══ Records shown
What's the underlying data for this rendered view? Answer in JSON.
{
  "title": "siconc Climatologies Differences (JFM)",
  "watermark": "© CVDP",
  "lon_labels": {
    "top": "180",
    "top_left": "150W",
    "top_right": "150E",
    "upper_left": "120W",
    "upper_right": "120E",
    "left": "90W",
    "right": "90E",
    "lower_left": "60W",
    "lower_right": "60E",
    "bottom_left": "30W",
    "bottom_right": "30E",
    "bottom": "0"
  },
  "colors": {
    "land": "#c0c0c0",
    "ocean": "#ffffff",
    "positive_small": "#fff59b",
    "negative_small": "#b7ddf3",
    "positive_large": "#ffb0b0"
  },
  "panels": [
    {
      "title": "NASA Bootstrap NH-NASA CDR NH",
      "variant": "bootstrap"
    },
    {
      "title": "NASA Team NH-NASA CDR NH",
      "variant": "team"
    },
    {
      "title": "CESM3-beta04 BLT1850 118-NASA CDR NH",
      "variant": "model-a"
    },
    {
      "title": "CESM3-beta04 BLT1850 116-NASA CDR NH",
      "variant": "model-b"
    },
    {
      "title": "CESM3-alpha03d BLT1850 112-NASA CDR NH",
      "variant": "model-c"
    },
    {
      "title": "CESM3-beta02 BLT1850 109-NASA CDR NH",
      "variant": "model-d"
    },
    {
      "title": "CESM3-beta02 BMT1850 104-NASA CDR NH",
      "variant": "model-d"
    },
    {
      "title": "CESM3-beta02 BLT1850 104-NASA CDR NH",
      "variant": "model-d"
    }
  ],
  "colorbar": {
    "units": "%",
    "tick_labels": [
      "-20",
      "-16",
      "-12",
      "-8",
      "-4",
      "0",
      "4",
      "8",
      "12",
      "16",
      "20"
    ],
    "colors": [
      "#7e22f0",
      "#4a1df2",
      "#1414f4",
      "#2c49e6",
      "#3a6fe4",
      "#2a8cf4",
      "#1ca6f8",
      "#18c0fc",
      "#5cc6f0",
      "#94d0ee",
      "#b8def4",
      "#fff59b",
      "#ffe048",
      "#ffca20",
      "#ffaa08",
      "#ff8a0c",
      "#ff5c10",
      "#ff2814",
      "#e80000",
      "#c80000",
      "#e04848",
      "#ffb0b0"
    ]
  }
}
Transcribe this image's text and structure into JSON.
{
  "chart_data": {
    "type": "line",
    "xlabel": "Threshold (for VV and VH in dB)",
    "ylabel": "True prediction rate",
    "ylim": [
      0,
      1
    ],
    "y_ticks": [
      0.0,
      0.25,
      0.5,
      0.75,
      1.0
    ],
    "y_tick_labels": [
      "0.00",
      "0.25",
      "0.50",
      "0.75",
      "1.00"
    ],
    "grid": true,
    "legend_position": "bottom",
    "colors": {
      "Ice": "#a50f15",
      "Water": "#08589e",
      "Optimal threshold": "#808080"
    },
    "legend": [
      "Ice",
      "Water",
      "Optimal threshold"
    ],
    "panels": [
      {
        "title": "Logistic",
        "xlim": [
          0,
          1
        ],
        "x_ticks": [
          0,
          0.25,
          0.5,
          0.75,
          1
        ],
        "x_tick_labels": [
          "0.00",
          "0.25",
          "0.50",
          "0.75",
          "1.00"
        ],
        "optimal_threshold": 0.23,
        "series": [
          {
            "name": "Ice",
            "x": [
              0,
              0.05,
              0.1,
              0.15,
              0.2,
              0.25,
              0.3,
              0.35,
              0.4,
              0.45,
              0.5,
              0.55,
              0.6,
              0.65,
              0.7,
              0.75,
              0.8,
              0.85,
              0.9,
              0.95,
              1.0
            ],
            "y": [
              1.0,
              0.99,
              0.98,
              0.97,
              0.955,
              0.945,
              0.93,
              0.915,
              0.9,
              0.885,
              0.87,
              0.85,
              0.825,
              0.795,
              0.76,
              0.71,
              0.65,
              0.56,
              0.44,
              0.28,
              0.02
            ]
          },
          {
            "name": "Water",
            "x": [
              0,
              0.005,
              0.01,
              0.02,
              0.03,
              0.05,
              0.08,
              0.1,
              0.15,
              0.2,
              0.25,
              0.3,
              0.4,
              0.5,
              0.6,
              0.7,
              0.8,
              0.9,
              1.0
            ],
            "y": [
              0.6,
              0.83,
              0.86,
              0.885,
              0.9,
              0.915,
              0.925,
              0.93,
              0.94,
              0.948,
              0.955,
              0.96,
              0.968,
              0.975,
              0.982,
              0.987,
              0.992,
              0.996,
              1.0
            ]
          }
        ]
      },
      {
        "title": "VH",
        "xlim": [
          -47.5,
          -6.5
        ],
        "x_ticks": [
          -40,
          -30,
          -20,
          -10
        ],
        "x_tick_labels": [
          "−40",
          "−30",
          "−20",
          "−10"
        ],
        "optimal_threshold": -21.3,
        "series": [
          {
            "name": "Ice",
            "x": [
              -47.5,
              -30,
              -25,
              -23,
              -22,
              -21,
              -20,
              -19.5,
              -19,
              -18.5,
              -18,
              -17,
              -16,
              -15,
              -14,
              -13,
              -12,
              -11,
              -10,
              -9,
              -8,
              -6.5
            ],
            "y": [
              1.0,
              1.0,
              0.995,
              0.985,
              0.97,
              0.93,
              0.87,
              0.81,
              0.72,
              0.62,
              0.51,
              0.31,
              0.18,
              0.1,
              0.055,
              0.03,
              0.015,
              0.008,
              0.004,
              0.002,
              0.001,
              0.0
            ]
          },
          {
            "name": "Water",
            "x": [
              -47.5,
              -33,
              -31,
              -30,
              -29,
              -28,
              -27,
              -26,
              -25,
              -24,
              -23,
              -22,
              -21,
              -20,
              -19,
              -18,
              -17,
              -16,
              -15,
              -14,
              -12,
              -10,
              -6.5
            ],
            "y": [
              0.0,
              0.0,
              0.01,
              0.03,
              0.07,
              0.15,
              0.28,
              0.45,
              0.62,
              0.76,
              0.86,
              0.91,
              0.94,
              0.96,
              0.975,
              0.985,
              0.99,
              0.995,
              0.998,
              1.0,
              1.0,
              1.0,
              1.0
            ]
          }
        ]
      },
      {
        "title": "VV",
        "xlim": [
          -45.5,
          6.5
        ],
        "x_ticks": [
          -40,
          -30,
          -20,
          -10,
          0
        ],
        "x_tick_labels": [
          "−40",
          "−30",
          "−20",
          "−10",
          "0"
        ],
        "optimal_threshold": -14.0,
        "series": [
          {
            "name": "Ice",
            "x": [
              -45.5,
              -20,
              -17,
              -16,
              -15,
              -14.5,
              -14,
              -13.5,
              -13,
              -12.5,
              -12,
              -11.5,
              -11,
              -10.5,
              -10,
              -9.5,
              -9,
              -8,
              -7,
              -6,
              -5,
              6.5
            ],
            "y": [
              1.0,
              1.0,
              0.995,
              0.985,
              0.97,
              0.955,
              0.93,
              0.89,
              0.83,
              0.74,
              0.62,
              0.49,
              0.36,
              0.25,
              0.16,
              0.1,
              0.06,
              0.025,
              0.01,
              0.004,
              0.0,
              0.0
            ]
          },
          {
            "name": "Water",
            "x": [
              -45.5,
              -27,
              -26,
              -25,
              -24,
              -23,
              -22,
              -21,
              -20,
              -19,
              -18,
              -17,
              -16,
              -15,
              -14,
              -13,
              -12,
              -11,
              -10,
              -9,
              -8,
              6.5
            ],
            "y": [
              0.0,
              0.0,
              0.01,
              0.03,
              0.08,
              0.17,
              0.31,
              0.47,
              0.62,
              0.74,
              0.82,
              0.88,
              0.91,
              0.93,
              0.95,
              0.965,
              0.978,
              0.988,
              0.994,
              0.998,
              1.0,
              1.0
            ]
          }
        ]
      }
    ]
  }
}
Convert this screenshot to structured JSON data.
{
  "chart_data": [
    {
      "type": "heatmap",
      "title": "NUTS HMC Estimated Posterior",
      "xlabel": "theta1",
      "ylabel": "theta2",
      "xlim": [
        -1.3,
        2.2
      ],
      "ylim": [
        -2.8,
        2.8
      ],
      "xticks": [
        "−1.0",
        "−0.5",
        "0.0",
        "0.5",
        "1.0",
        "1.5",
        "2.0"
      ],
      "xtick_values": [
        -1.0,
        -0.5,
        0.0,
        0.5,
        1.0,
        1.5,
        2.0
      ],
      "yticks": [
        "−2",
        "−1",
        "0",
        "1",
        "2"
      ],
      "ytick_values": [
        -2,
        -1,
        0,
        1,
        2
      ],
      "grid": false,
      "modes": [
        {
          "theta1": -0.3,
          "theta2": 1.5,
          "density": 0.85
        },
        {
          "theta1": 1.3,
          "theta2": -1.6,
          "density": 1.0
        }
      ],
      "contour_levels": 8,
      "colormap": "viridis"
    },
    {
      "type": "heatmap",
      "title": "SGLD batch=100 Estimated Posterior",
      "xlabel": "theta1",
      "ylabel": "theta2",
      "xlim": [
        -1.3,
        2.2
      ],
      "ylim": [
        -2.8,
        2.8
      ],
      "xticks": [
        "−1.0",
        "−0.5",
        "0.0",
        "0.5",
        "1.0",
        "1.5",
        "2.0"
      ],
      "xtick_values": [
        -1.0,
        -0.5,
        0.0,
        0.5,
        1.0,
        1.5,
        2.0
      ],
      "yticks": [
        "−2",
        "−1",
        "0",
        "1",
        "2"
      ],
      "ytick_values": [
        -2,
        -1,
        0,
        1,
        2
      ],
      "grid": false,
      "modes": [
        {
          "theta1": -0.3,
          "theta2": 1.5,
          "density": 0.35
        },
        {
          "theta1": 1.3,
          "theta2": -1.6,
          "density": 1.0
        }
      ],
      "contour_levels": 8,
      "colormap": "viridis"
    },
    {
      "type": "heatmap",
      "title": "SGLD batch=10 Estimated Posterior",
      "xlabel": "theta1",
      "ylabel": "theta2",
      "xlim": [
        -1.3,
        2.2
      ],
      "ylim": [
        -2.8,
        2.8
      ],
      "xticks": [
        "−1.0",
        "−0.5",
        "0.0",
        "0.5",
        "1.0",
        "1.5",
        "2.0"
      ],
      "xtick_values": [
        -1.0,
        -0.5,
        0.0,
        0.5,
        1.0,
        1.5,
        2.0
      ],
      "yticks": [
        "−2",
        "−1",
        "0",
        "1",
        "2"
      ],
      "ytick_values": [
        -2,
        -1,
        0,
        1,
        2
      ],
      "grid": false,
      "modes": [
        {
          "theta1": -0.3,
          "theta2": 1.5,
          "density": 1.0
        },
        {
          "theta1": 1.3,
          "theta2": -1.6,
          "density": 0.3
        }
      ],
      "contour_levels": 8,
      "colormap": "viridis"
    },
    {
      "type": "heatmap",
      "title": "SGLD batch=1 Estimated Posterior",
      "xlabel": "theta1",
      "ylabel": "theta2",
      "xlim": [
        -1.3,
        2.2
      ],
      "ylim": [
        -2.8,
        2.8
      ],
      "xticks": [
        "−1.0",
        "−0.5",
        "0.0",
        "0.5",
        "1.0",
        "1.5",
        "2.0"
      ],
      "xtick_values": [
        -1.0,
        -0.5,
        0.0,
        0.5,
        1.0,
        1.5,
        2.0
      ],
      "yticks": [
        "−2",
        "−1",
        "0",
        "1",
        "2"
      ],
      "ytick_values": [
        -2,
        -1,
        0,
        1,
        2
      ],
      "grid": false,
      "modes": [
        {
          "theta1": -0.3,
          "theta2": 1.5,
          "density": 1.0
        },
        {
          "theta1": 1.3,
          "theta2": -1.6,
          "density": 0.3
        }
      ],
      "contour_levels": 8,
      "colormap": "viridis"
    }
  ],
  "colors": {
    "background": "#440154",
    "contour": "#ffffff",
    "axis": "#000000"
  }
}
════
From the data above, copy each line where the string "Estimated" appears.

**Answer in full:**
      "title": "NUTS HMC Estimated Posterior",
      "title": "SGLD batch=100 Estimated Posterior",
      "title": "SGLD batch=10 Estimated Posterior",
      "title": "SGLD batch=1 Estimated Posterior",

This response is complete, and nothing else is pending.